Aim.
Count every line below that contains "GENERAL", then state the total with no other output.

Material.
◇ ◇ ◇

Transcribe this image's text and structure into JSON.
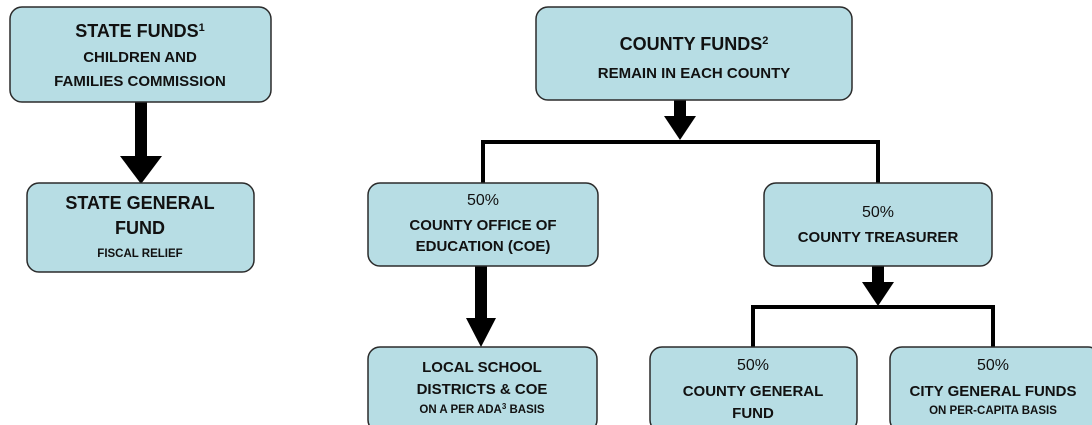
{
  "nodes": [
    {
      "lines": [
        {
          "text": "STATE FUNDS",
          "sup": "1"
        },
        {
          "text": "CHILDREN AND"
        },
        {
          "text": "FAMILIES COMMISSION"
        }
      ]
    },
    {
      "lines": [
        {
          "text": "STATE GENERAL"
        },
        {
          "text": "FUND"
        },
        {
          "text": "FISCAL RELIEF"
        }
      ]
    },
    {
      "lines": [
        {
          "text": "COUNTY FUNDS",
          "sup": "2"
        },
        {
          "text": "REMAIN IN EACH COUNTY"
        }
      ]
    },
    {
      "lines": [
        {
          "text": "50%"
        },
        {
          "text": "COUNTY OFFICE OF"
        },
        {
          "text": "EDUCATION (COE)"
        }
      ]
    },
    {
      "lines": [
        {
          "text": "50%"
        },
        {
          "text": "COUNTY TREASURER"
        }
      ]
    },
    {
      "lines": [
        {
          "text": "LOCAL SCHOOL"
        },
        {
          "text": "DISTRICTS & COE"
        },
        {
          "text": "ON A PER ADA",
          "sup": "3",
          "after": " BASIS"
        }
      ]
    },
    {
      "lines": [
        {
          "text": "50%"
        },
        {
          "text": "COUNTY GENERAL"
        },
        {
          "text": "FUND"
        }
      ]
    },
    {
      "lines": [
        {
          "text": "50%"
        },
        {
          "text": "CITY GENERAL FUNDS"
        },
        {
          "text": "ON PER-CAPITA BASIS"
        }
      ]
    }
  ]
}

◇ ◇ ◇

Expected output.
3